Written task:
Each line below should be retyped exactly, with no pictures.

[Stored items from a collection]
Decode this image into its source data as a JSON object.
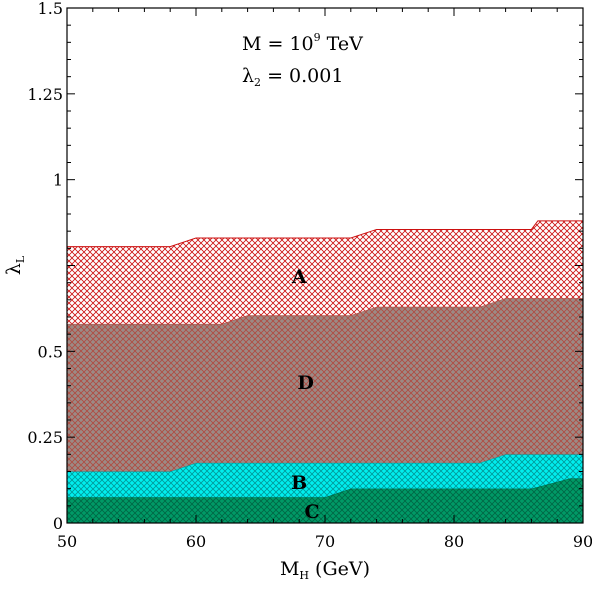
{
  "chart_data": {
    "type": "area",
    "title": "",
    "annotations": [
      {
        "text": "M = 10",
        "sup": "9",
        "rest": " TeV"
      },
      {
        "text": "λ",
        "sub": "2",
        "rest": " = 0.001"
      }
    ],
    "xlabel": {
      "main": "M",
      "sub": "H",
      "rest": " (GeV)"
    },
    "ylabel": {
      "main": "λ",
      "sub": "L"
    },
    "xlim": [
      50,
      90
    ],
    "ylim": [
      0,
      1.5
    ],
    "x_ticks": [
      50,
      60,
      70,
      80,
      90
    ],
    "x_tick_labels": [
      "50",
      "60",
      "70",
      "80",
      "90"
    ],
    "y_ticks": [
      0,
      0.25,
      0.5,
      1,
      1.25,
      1.5
    ],
    "y_tick_labels": [
      "0",
      "0.25",
      "0.5",
      "1",
      "1.25",
      "1.5"
    ],
    "grid": false,
    "regions": [
      {
        "name": "C",
        "color": "#009966",
        "hatch_color": "#006644",
        "lower": [
          [
            50,
            0
          ],
          [
            90,
            0
          ]
        ],
        "upper": [
          [
            50,
            0.075
          ],
          [
            70,
            0.075
          ],
          [
            72,
            0.1
          ],
          [
            86,
            0.1
          ],
          [
            89,
            0.13
          ],
          [
            90,
            0.13
          ]
        ],
        "label_at": [
          69,
          0.035
        ]
      },
      {
        "name": "B",
        "color": "#00eeee",
        "hatch_color": "#009999",
        "lower": [
          [
            50,
            0.075
          ],
          [
            70,
            0.075
          ],
          [
            72,
            0.1
          ],
          [
            86,
            0.1
          ],
          [
            89,
            0.13
          ],
          [
            90,
            0.13
          ]
        ],
        "upper": [
          [
            50,
            0.15
          ],
          [
            58,
            0.15
          ],
          [
            60,
            0.175
          ],
          [
            82,
            0.175
          ],
          [
            84,
            0.2
          ],
          [
            90,
            0.2
          ]
        ],
        "label_at": [
          68,
          0.12
        ]
      },
      {
        "name": "D",
        "color": "#9c8a85",
        "hatch_color": "#b04a40",
        "lower": [
          [
            50,
            0.15
          ],
          [
            58,
            0.15
          ],
          [
            60,
            0.175
          ],
          [
            82,
            0.175
          ],
          [
            84,
            0.2
          ],
          [
            90,
            0.2
          ]
        ],
        "upper": [
          [
            50,
            0.58
          ],
          [
            62,
            0.58
          ],
          [
            64,
            0.605
          ],
          [
            72,
            0.605
          ],
          [
            74,
            0.63
          ],
          [
            82,
            0.63
          ],
          [
            84,
            0.655
          ],
          [
            90,
            0.655
          ]
        ],
        "label_at": [
          68.5,
          0.41
        ]
      },
      {
        "name": "A",
        "color": "#ffffff",
        "hatch_color": "#cc1111",
        "lower": [
          [
            50,
            0.58
          ],
          [
            62,
            0.58
          ],
          [
            64,
            0.605
          ],
          [
            72,
            0.605
          ],
          [
            74,
            0.63
          ],
          [
            82,
            0.63
          ],
          [
            84,
            0.655
          ],
          [
            90,
            0.655
          ]
        ],
        "upper": [
          [
            50,
            0.805
          ],
          [
            58,
            0.805
          ],
          [
            60,
            0.83
          ],
          [
            72,
            0.83
          ],
          [
            74,
            0.855
          ],
          [
            86,
            0.855
          ],
          [
            86.5,
            0.88
          ],
          [
            90,
            0.88
          ]
        ],
        "label_at": [
          68,
          0.72
        ]
      }
    ]
  }
}
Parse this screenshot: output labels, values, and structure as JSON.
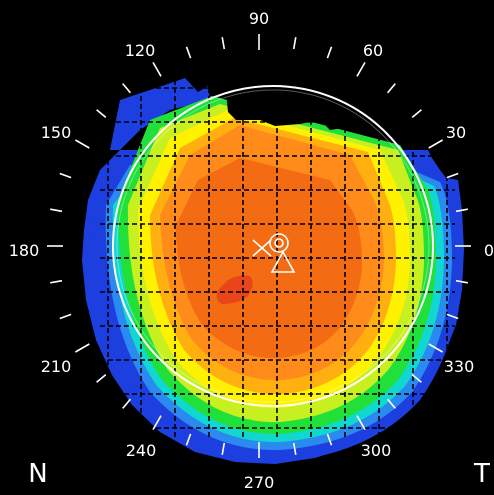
{
  "axis_labels": {
    "deg_0": "0",
    "deg_30": "30",
    "deg_60": "60",
    "deg_90": "90",
    "deg_120": "120",
    "deg_150": "150",
    "deg_180": "180",
    "deg_210": "210",
    "deg_240": "240",
    "deg_270": "270",
    "deg_300": "300",
    "deg_330": "330"
  },
  "side_labels": {
    "nasal": "N",
    "temporal": "T"
  },
  "colors": {
    "background": "#000000",
    "zone_outer": "#1d3fe0",
    "zone_blue_light": "#2a8af0",
    "zone_cyan": "#10d8d0",
    "zone_green": "#22e03a",
    "zone_yellow_green": "#c8f020",
    "zone_yellow": "#fff200",
    "zone_light_orange": "#ffb010",
    "zone_orange": "#ff8c1a",
    "zone_dark_orange": "#f36b12",
    "zone_red_orange": "#e8461a",
    "grid": "#000000",
    "ring": "#ffffff"
  },
  "icons": {
    "center_marker": "x-circle-triangle-markers"
  }
}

Answer to this exercise:
Decode this image into its source data as a JSON object.
{
  "chart_data": {
    "type": "area",
    "title": "",
    "annotations": [
      {
        "text": "M = 10",
        "sup": "9",
        "rest": " TeV"
      },
      {
        "text": "λ",
        "sub": "2",
        "rest": " = 0.001"
      }
    ],
    "xlabel": {
      "main": "M",
      "sub": "H",
      "rest": " (GeV)"
    },
    "ylabel": {
      "main": "λ",
      "sub": "L"
    },
    "xlim": [
      50,
      90
    ],
    "ylim": [
      0,
      1.5
    ],
    "x_ticks": [
      50,
      60,
      70,
      80,
      90
    ],
    "x_tick_labels": [
      "50",
      "60",
      "70",
      "80",
      "90"
    ],
    "y_ticks": [
      0,
      0.25,
      0.5,
      1,
      1.25,
      1.5
    ],
    "y_tick_labels": [
      "0",
      "0.25",
      "0.5",
      "1",
      "1.25",
      "1.5"
    ],
    "grid": false,
    "regions": [
      {
        "name": "C",
        "color": "#009966",
        "hatch_color": "#006644",
        "lower": [
          [
            50,
            0
          ],
          [
            90,
            0
          ]
        ],
        "upper": [
          [
            50,
            0.075
          ],
          [
            70,
            0.075
          ],
          [
            72,
            0.1
          ],
          [
            86,
            0.1
          ],
          [
            89,
            0.13
          ],
          [
            90,
            0.13
          ]
        ],
        "label_at": [
          69,
          0.035
        ]
      },
      {
        "name": "B",
        "color": "#00eeee",
        "hatch_color": "#009999",
        "lower": [
          [
            50,
            0.075
          ],
          [
            70,
            0.075
          ],
          [
            72,
            0.1
          ],
          [
            86,
            0.1
          ],
          [
            89,
            0.13
          ],
          [
            90,
            0.13
          ]
        ],
        "upper": [
          [
            50,
            0.15
          ],
          [
            58,
            0.15
          ],
          [
            60,
            0.175
          ],
          [
            82,
            0.175
          ],
          [
            84,
            0.2
          ],
          [
            90,
            0.2
          ]
        ],
        "label_at": [
          68,
          0.12
        ]
      },
      {
        "name": "D",
        "color": "#9c8a85",
        "hatch_color": "#b04a40",
        "lower": [
          [
            50,
            0.15
          ],
          [
            58,
            0.15
          ],
          [
            60,
            0.175
          ],
          [
            82,
            0.175
          ],
          [
            84,
            0.2
          ],
          [
            90,
            0.2
          ]
        ],
        "upper": [
          [
            50,
            0.58
          ],
          [
            62,
            0.58
          ],
          [
            64,
            0.605
          ],
          [
            72,
            0.605
          ],
          [
            74,
            0.63
          ],
          [
            82,
            0.63
          ],
          [
            84,
            0.655
          ],
          [
            90,
            0.655
          ]
        ],
        "label_at": [
          68.5,
          0.41
        ]
      },
      {
        "name": "A",
        "color": "#ffffff",
        "hatch_color": "#cc1111",
        "lower": [
          [
            50,
            0.58
          ],
          [
            62,
            0.58
          ],
          [
            64,
            0.605
          ],
          [
            72,
            0.605
          ],
          [
            74,
            0.63
          ],
          [
            82,
            0.63
          ],
          [
            84,
            0.655
          ],
          [
            90,
            0.655
          ]
        ],
        "upper": [
          [
            50,
            0.805
          ],
          [
            58,
            0.805
          ],
          [
            60,
            0.83
          ],
          [
            72,
            0.83
          ],
          [
            74,
            0.855
          ],
          [
            86,
            0.855
          ],
          [
            86.5,
            0.88
          ],
          [
            90,
            0.88
          ]
        ],
        "label_at": [
          68,
          0.72
        ]
      }
    ]
  }
}
Parse this screenshot: output labels, values, and structure as JSON.
{
  "axis_labels": {
    "deg_0": "0",
    "deg_30": "30",
    "deg_60": "60",
    "deg_90": "90",
    "deg_120": "120",
    "deg_150": "150",
    "deg_180": "180",
    "deg_210": "210",
    "deg_240": "240",
    "deg_270": "270",
    "deg_300": "300",
    "deg_330": "330"
  },
  "side_labels": {
    "nasal": "N",
    "temporal": "T"
  },
  "colors": {
    "background": "#000000",
    "zone_outer": "#1d3fe0",
    "zone_blue_light": "#2a8af0",
    "zone_cyan": "#10d8d0",
    "zone_green": "#22e03a",
    "zone_yellow_green": "#c8f020",
    "zone_yellow": "#fff200",
    "zone_light_orange": "#ffb010",
    "zone_orange": "#ff8c1a",
    "zone_dark_orange": "#f36b12",
    "zone_red_orange": "#e8461a",
    "grid": "#000000",
    "ring": "#ffffff"
  },
  "icons": {
    "center_marker": "x-circle-triangle-markers"
  }
}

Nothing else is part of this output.